Records contained in a dataset
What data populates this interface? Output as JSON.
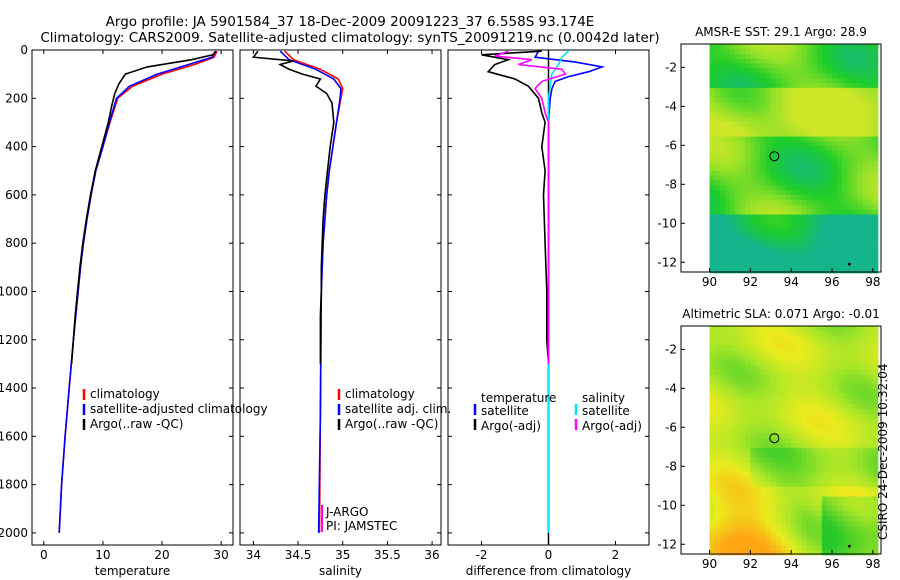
{
  "titles": {
    "line1": "Argo profile: JA 5901584_37 18-Dec-2009 20091223_37 6.558S 93.174E",
    "line2": "Climatology: CARS2009. Satellite-adjusted climatology: synTS_20091219.nc (0.0042d later)"
  },
  "stamp": "CSIRO 24-Dec-2009 10:32:04",
  "colors": {
    "climatology": "#ff0000",
    "satellite": "#0000ff",
    "argo": "#000000",
    "salinity_satellite": "#00e5ff",
    "salinity_argo": "#ff00ff",
    "marker": "#000000"
  },
  "chart_data": [
    {
      "id": "temperature",
      "type": "line",
      "xlabel": "temperature",
      "ylabel": "",
      "xlim": [
        -2,
        32
      ],
      "ylim": [
        2050,
        0
      ],
      "xticks": [
        0,
        10,
        20,
        30
      ],
      "xtick_labels": [
        "0",
        "10",
        "20",
        "30"
      ],
      "yticks": [
        0,
        200,
        400,
        600,
        800,
        1000,
        1200,
        1400,
        1600,
        1800,
        2000
      ],
      "ytick_labels": [
        "0",
        "200",
        "400",
        "600",
        "800",
        "1000",
        "1200",
        "1400",
        "1600",
        "1800",
        "2000"
      ],
      "series": [
        {
          "name": "climatology",
          "color": "#ff0000",
          "depth": [
            5,
            30,
            60,
            100,
            150,
            200,
            300,
            400,
            500,
            600,
            700,
            800,
            900,
            1000,
            1200,
            1400,
            1600,
            1800,
            2000
          ],
          "values": [
            29.3,
            28.8,
            25.5,
            20.0,
            15.0,
            12.5,
            11.2,
            10.0,
            8.8,
            8.0,
            7.3,
            6.7,
            6.2,
            5.8,
            5.0,
            4.3,
            3.6,
            3.0,
            2.6
          ]
        },
        {
          "name": "satellite-adjusted climatology",
          "color": "#0000ff",
          "depth": [
            5,
            30,
            60,
            100,
            150,
            200,
            300,
            400,
            500,
            600,
            700,
            800,
            900,
            1000,
            1200,
            1400,
            1600,
            1800,
            2000
          ],
          "values": [
            29.0,
            28.5,
            24.5,
            19.2,
            14.5,
            12.3,
            11.1,
            10.0,
            8.8,
            8.0,
            7.3,
            6.7,
            6.2,
            5.8,
            5.0,
            4.3,
            3.6,
            3.0,
            2.6
          ]
        },
        {
          "name": "Argo(..raw -QC)",
          "color": "#000000",
          "depth": [
            5,
            20,
            40,
            70,
            100,
            140,
            180,
            230,
            300,
            400,
            500,
            600,
            700,
            800,
            900,
            1000,
            1100,
            1200,
            1300
          ],
          "values": [
            29.1,
            28.6,
            25.0,
            17.5,
            13.8,
            12.7,
            12.0,
            11.5,
            10.9,
            9.8,
            8.7,
            7.9,
            7.2,
            6.6,
            6.1,
            5.7,
            5.3,
            5.0,
            4.7
          ]
        }
      ],
      "legend": {
        "position": "bottom-right",
        "entries": [
          "climatology",
          "satellite-adjusted climatology",
          "Argo(..raw -QC)"
        ]
      }
    },
    {
      "id": "salinity",
      "type": "line",
      "xlabel": "salinity",
      "xlim": [
        33.85,
        36.1
      ],
      "ylim": [
        2050,
        0
      ],
      "xticks": [
        34,
        34.5,
        35,
        35.5,
        36
      ],
      "xtick_labels": [
        "34",
        "34.5",
        "35",
        "35.5",
        "36"
      ],
      "series": [
        {
          "name": "climatology",
          "color": "#ff0000",
          "depth": [
            5,
            40,
            80,
            120,
            160,
            200,
            300,
            400,
            500,
            600,
            800,
            1000,
            1500,
            2000
          ],
          "values": [
            34.35,
            34.45,
            34.75,
            34.95,
            35.0,
            34.98,
            34.93,
            34.89,
            34.85,
            34.82,
            34.78,
            34.76,
            34.75,
            34.74
          ]
        },
        {
          "name": "satellite adj. clim.",
          "color": "#0000ff",
          "depth": [
            5,
            40,
            80,
            120,
            160,
            200,
            300,
            400,
            500,
            600,
            800,
            1000,
            1500,
            2000
          ],
          "values": [
            34.3,
            34.4,
            34.7,
            34.9,
            34.98,
            34.97,
            34.93,
            34.89,
            34.85,
            34.82,
            34.78,
            34.76,
            34.75,
            34.73
          ]
        },
        {
          "name": "Argo(..raw -QC)",
          "color": "#000000",
          "depth": [
            5,
            30,
            45,
            60,
            80,
            100,
            120,
            150,
            180,
            220,
            300,
            400,
            500,
            600,
            700,
            800,
            900,
            1000,
            1100,
            1200,
            1300
          ],
          "values": [
            34.05,
            34.0,
            34.45,
            34.3,
            34.4,
            34.55,
            34.75,
            34.7,
            34.82,
            34.88,
            34.9,
            34.86,
            34.83,
            34.8,
            34.78,
            34.77,
            34.76,
            34.76,
            34.75,
            34.75,
            34.75
          ]
        }
      ],
      "legend": {
        "position": "bottom-right",
        "entries": [
          "climatology",
          "satellite adj. clim.",
          "Argo(..raw -QC)"
        ]
      },
      "annotations": [
        "J-ARGO",
        "PI: JAMSTEC"
      ]
    },
    {
      "id": "difference",
      "type": "line",
      "xlabel": "difference from climatology",
      "xlim": [
        -3.0,
        3.0
      ],
      "ylim": [
        2050,
        0
      ],
      "xticks": [
        -2,
        0,
        2
      ],
      "xtick_labels": [
        "-2",
        "0",
        "2"
      ],
      "series": [
        {
          "name": "temperature satellite",
          "color": "#0000ff",
          "depth": [
            5,
            30,
            50,
            70,
            90,
            110,
            130,
            160,
            200,
            300,
            500,
            1000,
            2000
          ],
          "values": [
            -0.3,
            -0.4,
            0.8,
            1.6,
            1.2,
            0.6,
            0.2,
            0.1,
            0.05,
            0.0,
            0.0,
            0.0,
            0.0
          ]
        },
        {
          "name": "temperature Argo(-adj)",
          "color": "#000000",
          "depth": [
            5,
            20,
            40,
            60,
            90,
            120,
            150,
            200,
            260,
            300,
            400,
            500,
            600,
            800,
            1000,
            1200,
            1300
          ],
          "values": [
            -0.2,
            -2.0,
            -1.2,
            -1.6,
            -1.8,
            -1.0,
            -0.6,
            -0.3,
            -0.2,
            -0.1,
            -0.2,
            -0.1,
            -0.15,
            -0.1,
            -0.05,
            -0.05,
            0.0
          ]
        },
        {
          "name": "salinity satellite",
          "color": "#00e5ff",
          "depth": [
            5,
            30,
            60,
            100,
            150,
            200,
            300,
            500,
            1000,
            2000
          ],
          "values": [
            0.6,
            0.4,
            0.3,
            0.1,
            0.05,
            0.0,
            0.0,
            0.0,
            0.0,
            0.0
          ]
        },
        {
          "name": "salinity Argo(-adj)",
          "color": "#ff00ff",
          "depth": [
            5,
            25,
            40,
            60,
            80,
            100,
            130,
            160,
            200,
            260,
            300,
            500,
            1000,
            1300
          ],
          "values": [
            -1.2,
            -1.6,
            -0.5,
            -0.9,
            0.4,
            0.5,
            -0.2,
            -0.4,
            -0.2,
            -0.1,
            0.0,
            0.0,
            0.0,
            0.0
          ]
        }
      ],
      "legend": {
        "position": "bottom",
        "entries": [
          "temperature",
          "satellite",
          "Argo(-adj)",
          "salinity",
          "satellite",
          "Argo(-adj)"
        ]
      }
    },
    {
      "id": "sst_map",
      "type": "heatmap",
      "title": "AMSR-E SST: 29.1 Argo: 28.9",
      "xlim": [
        88.6,
        98.4
      ],
      "ylim": [
        -12.5,
        -0.8
      ],
      "xticks": [
        90,
        92,
        94,
        96,
        98
      ],
      "xtick_labels": [
        "90",
        "92",
        "94",
        "96",
        "98"
      ],
      "yticks": [
        -2,
        -4,
        -6,
        -8,
        -10,
        -12
      ],
      "ytick_labels": [
        "-2",
        "-4",
        "-6",
        "-8",
        "-10",
        "-12"
      ],
      "data_lon_range": [
        90,
        98.2
      ],
      "marker": {
        "lon": 93.174,
        "lat": -6.558
      }
    },
    {
      "id": "sla_map",
      "type": "heatmap",
      "title": "Altimetric SLA: 0.071 Argo: -0.01",
      "xlim": [
        88.6,
        98.4
      ],
      "ylim": [
        -12.5,
        -0.8
      ],
      "xticks": [
        90,
        92,
        94,
        96,
        98
      ],
      "xtick_labels": [
        "90",
        "92",
        "94",
        "96",
        "98"
      ],
      "yticks": [
        -2,
        -4,
        -6,
        -8,
        -10,
        -12
      ],
      "ytick_labels": [
        "-2",
        "-4",
        "-6",
        "-8",
        "-10",
        "-12"
      ],
      "data_lon_range": [
        90,
        98.2
      ],
      "marker": {
        "lon": 93.174,
        "lat": -6.558
      }
    }
  ]
}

Goal: Read the entries above, then pull out the lines that include "climatology".

The output:
    "line2": "Climatology: CARS2009. Satellite-adjusted climatology: synTS_20091219.nc (0.0042d later)"
    "climatology": "#ff0000",
          "name": "climatology",
          "name": "satellite-adjusted climatology",
          "climatology",
          "satellite-adjusted climatology",
          "name": "climatology",
          "climatology",
      "xlabel": "difference from climatology",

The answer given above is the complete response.